# [Given problem]
Gather every line of the entries that includes the word "text".

# [Dataset records]
........

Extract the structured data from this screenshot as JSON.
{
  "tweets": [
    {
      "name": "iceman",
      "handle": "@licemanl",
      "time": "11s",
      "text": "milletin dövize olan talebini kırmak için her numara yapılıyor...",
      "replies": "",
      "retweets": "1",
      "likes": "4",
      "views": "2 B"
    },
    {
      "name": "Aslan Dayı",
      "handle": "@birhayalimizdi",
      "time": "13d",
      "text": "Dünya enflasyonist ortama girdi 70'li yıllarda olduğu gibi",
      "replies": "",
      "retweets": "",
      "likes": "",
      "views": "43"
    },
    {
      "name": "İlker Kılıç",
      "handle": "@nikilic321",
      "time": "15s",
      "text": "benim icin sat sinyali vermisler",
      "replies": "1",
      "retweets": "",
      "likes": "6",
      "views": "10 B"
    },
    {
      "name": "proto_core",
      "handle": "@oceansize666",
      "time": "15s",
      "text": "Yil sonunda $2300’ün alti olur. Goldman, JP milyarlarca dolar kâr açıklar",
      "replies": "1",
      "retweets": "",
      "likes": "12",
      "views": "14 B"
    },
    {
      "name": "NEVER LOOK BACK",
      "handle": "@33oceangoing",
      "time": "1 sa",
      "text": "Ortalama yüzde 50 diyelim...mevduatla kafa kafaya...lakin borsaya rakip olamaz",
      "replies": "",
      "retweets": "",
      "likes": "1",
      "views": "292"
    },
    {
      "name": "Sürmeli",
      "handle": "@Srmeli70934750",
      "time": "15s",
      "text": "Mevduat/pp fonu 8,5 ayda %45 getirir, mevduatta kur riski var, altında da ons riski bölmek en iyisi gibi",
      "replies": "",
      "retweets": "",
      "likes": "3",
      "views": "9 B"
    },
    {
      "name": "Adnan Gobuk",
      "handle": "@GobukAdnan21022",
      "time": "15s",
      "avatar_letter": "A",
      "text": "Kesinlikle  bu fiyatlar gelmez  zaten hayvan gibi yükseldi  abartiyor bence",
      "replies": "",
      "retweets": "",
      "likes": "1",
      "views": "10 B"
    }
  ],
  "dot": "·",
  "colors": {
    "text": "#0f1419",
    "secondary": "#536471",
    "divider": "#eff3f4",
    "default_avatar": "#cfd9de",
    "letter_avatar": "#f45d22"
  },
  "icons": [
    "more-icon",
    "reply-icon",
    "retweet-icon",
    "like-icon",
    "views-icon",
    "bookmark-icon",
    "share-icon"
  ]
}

........

# [Completed task]
      "text": "milletin dövize olan talebini kırmak için her numara yapılıyor...",
      "text": "Dünya enflasyonist ortama girdi 70'li yıllarda olduğu gibi",
      "text": "benim icin sat sinyali vermisler",
      "text": "Yil sonunda $2300’ün alti olur. Goldman, JP milyarlarca dolar kâr açıklar",
      "text": "Ortalama yüzde 50 diyelim...mevduatla kafa kafaya...lakin borsaya rakip olamaz",
      "text": "Mevduat/pp fonu 8,5 ayda %45 getirir, mevduatta kur riski var, altında da ons riski bölmek en iyisi gibi",
      "text": "Kesinlikle  bu fiyatlar gelmez  zaten hayvan gibi yükseldi  abartiyor bence",
    "text": "#0f1419",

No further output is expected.